■ What is expected ■
In the entries that follow, how many lines hold the string "Infarct"? Give only that number.

==================================================

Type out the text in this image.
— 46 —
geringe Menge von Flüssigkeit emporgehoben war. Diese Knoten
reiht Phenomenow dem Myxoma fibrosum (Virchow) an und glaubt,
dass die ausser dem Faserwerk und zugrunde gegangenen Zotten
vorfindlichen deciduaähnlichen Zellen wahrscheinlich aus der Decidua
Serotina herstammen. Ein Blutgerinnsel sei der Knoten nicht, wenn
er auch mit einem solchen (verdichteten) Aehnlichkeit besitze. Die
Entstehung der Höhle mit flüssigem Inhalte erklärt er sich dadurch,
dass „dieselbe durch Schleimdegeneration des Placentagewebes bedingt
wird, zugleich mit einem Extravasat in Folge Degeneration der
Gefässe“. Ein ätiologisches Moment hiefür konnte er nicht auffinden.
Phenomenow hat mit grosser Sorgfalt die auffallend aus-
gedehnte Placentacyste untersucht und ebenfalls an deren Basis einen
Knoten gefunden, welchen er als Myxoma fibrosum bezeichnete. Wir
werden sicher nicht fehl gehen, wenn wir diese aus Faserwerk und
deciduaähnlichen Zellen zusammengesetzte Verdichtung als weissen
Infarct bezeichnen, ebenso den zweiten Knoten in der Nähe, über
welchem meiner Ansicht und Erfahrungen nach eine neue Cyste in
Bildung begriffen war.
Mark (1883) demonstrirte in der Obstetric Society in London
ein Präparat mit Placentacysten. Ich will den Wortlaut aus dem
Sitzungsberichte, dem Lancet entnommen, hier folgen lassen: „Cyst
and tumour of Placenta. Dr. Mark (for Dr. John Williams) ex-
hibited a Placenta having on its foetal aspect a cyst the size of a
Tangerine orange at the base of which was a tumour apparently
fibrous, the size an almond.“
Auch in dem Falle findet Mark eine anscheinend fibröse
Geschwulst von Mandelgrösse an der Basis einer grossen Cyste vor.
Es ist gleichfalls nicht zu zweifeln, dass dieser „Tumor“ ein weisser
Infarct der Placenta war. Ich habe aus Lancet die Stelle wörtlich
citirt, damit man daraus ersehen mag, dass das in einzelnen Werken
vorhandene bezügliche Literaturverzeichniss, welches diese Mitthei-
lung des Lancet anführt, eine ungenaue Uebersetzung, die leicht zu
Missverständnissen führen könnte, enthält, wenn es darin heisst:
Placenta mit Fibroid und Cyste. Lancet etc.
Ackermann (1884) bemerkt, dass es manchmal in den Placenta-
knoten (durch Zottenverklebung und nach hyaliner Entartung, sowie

==================================================

■ Exercise output ■
2